* [WHAT YOU ARE ASKED TO DO]: Output the material beneath exactly, leaving nothing out.

__________________________________________________

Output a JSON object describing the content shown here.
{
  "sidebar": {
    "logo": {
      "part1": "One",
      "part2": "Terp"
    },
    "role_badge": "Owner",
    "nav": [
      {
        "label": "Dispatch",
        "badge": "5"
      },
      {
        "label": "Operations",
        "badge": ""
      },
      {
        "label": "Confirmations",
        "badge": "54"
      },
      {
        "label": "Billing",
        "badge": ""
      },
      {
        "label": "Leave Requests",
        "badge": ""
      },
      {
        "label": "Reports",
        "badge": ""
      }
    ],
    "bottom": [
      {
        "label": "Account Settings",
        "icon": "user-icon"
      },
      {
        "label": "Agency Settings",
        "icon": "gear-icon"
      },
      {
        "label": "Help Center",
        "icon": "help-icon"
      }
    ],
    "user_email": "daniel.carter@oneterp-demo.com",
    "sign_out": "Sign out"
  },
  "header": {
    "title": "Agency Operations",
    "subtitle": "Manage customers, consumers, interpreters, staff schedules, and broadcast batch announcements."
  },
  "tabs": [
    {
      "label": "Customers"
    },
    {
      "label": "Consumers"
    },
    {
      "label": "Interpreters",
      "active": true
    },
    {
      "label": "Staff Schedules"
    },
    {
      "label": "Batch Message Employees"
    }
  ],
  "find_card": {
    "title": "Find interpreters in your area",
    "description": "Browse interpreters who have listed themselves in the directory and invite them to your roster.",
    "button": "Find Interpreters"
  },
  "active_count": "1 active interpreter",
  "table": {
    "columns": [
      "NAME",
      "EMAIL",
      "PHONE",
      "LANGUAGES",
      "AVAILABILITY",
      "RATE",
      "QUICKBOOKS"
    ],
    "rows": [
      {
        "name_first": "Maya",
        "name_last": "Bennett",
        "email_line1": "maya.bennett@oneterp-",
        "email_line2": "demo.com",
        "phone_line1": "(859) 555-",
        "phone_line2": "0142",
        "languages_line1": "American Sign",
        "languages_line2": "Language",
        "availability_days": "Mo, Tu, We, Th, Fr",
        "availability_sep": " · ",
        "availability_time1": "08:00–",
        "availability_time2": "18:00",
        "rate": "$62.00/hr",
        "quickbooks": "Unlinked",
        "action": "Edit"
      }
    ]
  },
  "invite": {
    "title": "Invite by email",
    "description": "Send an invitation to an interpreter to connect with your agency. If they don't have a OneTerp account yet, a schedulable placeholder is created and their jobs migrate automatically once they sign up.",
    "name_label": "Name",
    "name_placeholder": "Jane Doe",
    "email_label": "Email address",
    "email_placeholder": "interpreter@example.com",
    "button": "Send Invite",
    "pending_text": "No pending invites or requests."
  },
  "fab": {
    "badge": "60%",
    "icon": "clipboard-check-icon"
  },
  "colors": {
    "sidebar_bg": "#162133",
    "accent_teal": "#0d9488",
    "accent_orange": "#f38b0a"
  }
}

__________________________________________________

* [COMPLETE ANSWER]:
Output a JSON object describing the content shown here.
{
  "sidebar": {
    "logo": {
      "part1": "One",
      "part2": "Terp"
    },
    "role_badge": "Owner",
    "nav": [
      {
        "label": "Dispatch",
        "badge": "5"
      },
      {
        "label": "Operations",
        "badge": ""
      },
      {
        "label": "Confirmations",
        "badge": "54"
      },
      {
        "label": "Billing",
        "badge": ""
      },
      {
        "label": "Leave Requests",
        "badge": ""
      },
      {
        "label": "Reports",
        "badge": ""
      }
    ],
    "bottom": [
      {
        "label": "Account Settings",
        "icon": "user-icon"
      },
      {
        "label": "Agency Settings",
        "icon": "gear-icon"
      },
      {
        "label": "Help Center",
        "icon": "help-icon"
      }
    ],
    "user_email": "daniel.carter@oneterp-demo.com",
    "sign_out": "Sign out"
  },
  "header": {
    "title": "Agency Operations",
    "subtitle": "Manage customers, consumers, interpreters, staff schedules, and broadcast batch announcements."
  },
  "tabs": [
    {
      "label": "Customers"
    },
    {
      "label": "Consumers"
    },
    {
      "label": "Interpreters",
      "active": true
    },
    {
      "label": "Staff Schedules"
    },
    {
      "label": "Batch Message Employees"
    }
  ],
  "find_card": {
    "title": "Find interpreters in your area",
    "description": "Browse interpreters who have listed themselves in the directory and invite them to your roster.",
    "button": "Find Interpreters"
  },
  "active_count": "1 active interpreter",
  "table": {
    "columns": [
      "NAME",
      "EMAIL",
      "PHONE",
      "LANGUAGES",
      "AVAILABILITY",
      "RATE",
      "QUICKBOOKS"
    ],
    "rows": [
      {
        "name_first": "Maya",
        "name_last": "Bennett",
        "email_line1": "maya.bennett@oneterp-",
        "email_line2": "demo.com",
        "phone_line1": "(859) 555-",
        "phone_line2": "0142",
        "languages_line1": "American Sign",
        "languages_line2": "Language",
        "availability_days": "Mo, Tu, We, Th, Fr",
        "availability_sep": " · ",
        "availability_time1": "08:00–",
        "availability_time2": "18:00",
        "rate": "$62.00/hr",
        "quickbooks": "Unlinked",
        "action": "Edit"
      }
    ]
  },
  "invite": {
    "title": "Invite by email",
    "description": "Send an invitation to an interpreter to connect with your agency. If they don't have a OneTerp account yet, a schedulable placeholder is created and their jobs migrate automatically once they sign up.",
    "name_label": "Name",
    "name_placeholder": "Jane Doe",
    "email_label": "Email address",
    "email_placeholder": "interpreter@example.com",
    "button": "Send Invite",
    "pending_text": "No pending invites or requests."
  },
  "fab": {
    "badge": "60%",
    "icon": "clipboard-check-icon"
  },
  "colors": {
    "sidebar_bg": "#162133",
    "accent_teal": "#0d9488",
    "accent_orange": "#f38b0a"
  }
}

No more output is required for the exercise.